[Data items]
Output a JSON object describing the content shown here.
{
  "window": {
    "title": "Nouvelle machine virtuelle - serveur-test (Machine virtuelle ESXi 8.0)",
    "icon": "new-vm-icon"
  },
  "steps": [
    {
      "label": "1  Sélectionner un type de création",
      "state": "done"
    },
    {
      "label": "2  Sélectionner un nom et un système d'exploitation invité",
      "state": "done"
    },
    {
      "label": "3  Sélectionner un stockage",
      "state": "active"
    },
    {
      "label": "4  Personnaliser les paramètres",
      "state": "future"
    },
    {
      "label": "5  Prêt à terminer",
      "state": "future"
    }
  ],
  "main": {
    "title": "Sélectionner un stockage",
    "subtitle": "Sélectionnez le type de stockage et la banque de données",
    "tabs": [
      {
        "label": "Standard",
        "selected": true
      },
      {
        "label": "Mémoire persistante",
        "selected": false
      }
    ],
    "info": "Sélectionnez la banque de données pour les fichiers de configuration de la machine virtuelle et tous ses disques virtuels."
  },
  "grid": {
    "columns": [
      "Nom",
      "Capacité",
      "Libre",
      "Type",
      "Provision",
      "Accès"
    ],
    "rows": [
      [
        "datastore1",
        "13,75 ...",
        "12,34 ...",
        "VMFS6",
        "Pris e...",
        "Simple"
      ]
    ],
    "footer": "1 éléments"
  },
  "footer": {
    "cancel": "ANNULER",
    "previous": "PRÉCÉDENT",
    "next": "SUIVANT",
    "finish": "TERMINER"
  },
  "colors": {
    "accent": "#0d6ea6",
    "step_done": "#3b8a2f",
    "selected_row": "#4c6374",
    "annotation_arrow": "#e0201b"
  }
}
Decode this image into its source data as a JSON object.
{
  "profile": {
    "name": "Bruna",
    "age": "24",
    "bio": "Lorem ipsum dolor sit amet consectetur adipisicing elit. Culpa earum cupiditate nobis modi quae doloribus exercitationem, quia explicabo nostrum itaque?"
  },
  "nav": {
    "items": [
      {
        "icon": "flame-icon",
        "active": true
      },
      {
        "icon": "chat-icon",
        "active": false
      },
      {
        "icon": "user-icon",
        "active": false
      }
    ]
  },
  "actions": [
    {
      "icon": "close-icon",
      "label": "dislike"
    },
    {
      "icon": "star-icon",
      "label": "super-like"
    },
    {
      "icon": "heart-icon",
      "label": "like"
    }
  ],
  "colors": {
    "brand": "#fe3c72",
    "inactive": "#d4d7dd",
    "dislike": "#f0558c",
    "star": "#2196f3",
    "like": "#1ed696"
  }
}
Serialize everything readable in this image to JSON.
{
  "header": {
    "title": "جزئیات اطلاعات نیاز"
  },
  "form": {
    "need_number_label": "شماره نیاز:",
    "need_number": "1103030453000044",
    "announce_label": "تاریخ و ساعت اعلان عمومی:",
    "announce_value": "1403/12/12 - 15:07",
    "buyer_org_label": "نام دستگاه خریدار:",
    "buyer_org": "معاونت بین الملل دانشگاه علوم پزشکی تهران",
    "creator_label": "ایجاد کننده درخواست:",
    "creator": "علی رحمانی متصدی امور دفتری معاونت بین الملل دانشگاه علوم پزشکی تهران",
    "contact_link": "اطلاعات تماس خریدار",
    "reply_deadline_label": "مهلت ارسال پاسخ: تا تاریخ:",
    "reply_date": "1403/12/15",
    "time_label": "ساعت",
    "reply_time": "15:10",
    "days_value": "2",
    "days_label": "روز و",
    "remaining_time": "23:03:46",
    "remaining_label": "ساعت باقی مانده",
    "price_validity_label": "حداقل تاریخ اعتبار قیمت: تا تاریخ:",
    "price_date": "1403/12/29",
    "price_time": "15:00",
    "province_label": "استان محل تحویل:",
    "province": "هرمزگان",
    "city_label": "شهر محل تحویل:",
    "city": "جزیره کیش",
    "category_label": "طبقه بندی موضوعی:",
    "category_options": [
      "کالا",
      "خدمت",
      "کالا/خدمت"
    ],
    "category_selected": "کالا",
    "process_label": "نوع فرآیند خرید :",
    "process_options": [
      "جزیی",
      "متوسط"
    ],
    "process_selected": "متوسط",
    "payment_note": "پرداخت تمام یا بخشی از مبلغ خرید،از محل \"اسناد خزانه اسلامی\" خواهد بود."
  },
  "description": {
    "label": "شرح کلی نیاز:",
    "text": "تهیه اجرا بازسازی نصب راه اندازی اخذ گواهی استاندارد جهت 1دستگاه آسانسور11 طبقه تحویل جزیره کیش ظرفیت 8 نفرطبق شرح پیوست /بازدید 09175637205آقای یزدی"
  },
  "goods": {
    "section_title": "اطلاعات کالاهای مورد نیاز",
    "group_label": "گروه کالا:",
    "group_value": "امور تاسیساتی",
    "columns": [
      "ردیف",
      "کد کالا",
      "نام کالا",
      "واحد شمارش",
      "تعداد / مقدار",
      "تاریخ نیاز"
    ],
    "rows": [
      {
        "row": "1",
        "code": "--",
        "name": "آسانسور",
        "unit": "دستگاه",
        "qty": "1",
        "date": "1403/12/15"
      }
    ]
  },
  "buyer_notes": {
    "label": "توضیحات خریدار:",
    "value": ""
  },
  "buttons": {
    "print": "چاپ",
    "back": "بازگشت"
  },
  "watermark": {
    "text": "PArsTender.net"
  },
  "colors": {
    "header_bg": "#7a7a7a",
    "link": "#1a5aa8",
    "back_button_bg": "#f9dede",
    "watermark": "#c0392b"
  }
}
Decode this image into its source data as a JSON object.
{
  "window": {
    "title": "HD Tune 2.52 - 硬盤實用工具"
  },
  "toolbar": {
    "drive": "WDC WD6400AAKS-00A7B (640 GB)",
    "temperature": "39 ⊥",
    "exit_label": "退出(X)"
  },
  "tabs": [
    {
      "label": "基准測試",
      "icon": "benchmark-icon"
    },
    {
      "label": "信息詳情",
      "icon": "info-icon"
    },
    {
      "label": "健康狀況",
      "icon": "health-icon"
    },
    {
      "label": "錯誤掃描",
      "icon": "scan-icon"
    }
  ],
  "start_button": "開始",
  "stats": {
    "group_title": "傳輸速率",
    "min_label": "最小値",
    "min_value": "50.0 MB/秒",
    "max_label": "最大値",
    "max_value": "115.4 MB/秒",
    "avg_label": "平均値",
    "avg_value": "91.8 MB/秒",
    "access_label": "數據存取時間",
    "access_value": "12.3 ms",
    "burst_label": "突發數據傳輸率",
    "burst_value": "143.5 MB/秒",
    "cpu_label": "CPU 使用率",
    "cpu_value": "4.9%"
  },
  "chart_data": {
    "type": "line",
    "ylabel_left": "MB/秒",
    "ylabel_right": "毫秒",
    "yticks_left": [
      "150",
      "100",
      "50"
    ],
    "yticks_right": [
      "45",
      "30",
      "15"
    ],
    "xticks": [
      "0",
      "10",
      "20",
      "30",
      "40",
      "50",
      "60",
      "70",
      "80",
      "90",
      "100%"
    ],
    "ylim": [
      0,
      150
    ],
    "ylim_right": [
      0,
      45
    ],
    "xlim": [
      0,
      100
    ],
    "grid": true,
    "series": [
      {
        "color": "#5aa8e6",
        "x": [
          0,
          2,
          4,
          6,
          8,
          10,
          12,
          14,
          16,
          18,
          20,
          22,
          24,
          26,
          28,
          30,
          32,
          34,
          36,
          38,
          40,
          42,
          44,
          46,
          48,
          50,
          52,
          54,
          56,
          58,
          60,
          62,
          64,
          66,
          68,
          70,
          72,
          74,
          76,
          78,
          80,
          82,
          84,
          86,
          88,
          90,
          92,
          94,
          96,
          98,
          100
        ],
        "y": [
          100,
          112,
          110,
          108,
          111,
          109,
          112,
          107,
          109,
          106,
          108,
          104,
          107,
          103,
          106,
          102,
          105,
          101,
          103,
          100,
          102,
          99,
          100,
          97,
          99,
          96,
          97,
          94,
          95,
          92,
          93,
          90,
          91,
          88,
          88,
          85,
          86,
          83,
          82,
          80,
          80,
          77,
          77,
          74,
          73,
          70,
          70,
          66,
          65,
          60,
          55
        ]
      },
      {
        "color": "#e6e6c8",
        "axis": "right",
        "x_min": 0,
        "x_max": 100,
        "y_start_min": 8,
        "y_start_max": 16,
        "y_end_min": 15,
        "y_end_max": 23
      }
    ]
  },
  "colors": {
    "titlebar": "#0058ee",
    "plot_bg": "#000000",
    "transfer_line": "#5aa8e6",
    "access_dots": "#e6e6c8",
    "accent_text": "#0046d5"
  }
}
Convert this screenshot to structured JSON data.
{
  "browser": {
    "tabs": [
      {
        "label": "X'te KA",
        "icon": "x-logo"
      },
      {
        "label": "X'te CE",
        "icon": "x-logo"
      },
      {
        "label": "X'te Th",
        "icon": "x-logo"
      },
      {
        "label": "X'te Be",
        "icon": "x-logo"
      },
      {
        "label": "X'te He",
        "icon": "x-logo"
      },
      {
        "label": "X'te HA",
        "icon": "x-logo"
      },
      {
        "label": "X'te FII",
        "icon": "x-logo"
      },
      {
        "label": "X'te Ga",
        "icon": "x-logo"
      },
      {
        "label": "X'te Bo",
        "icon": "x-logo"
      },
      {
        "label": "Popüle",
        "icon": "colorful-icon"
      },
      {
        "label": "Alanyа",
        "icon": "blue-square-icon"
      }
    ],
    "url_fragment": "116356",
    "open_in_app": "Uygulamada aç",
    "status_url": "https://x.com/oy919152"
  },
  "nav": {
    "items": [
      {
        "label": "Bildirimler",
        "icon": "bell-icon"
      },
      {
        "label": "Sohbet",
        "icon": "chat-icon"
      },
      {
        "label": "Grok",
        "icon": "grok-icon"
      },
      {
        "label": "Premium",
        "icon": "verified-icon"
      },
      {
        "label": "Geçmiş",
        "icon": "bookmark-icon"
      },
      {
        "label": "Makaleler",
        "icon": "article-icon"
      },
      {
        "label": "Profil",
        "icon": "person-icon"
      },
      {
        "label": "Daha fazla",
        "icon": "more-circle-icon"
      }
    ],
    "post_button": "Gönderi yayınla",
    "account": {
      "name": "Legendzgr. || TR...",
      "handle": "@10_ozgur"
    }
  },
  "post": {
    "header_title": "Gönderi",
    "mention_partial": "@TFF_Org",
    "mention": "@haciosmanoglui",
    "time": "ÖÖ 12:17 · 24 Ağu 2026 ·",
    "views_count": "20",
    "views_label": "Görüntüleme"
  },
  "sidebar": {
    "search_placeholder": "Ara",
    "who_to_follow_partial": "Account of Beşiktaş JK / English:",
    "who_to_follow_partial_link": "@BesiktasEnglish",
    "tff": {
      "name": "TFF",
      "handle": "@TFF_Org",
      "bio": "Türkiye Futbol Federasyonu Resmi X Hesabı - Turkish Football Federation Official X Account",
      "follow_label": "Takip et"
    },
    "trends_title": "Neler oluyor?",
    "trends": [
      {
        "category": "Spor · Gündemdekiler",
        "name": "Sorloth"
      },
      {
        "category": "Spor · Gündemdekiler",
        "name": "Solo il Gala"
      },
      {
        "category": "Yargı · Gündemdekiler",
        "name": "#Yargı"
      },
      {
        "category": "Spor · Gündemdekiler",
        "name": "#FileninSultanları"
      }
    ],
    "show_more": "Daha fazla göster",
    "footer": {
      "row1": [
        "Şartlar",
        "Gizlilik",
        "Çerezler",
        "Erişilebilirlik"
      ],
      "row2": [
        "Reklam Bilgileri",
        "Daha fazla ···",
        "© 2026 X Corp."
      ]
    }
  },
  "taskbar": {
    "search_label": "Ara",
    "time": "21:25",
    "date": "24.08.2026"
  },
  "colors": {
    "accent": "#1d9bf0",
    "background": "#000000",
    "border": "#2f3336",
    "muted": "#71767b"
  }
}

* **Written instruction**
Copy out all lines that carry the word "virtuelle".

* **Reply to the exercise**
    "title": "Nouvelle machine virtuelle - serveur-test (Machine virtuelle ESXi 8.0)",
    "info": "Sélectionnez la banque de données pour les fichiers de configuration de la machine virtuelle et tous ses disques virtuels."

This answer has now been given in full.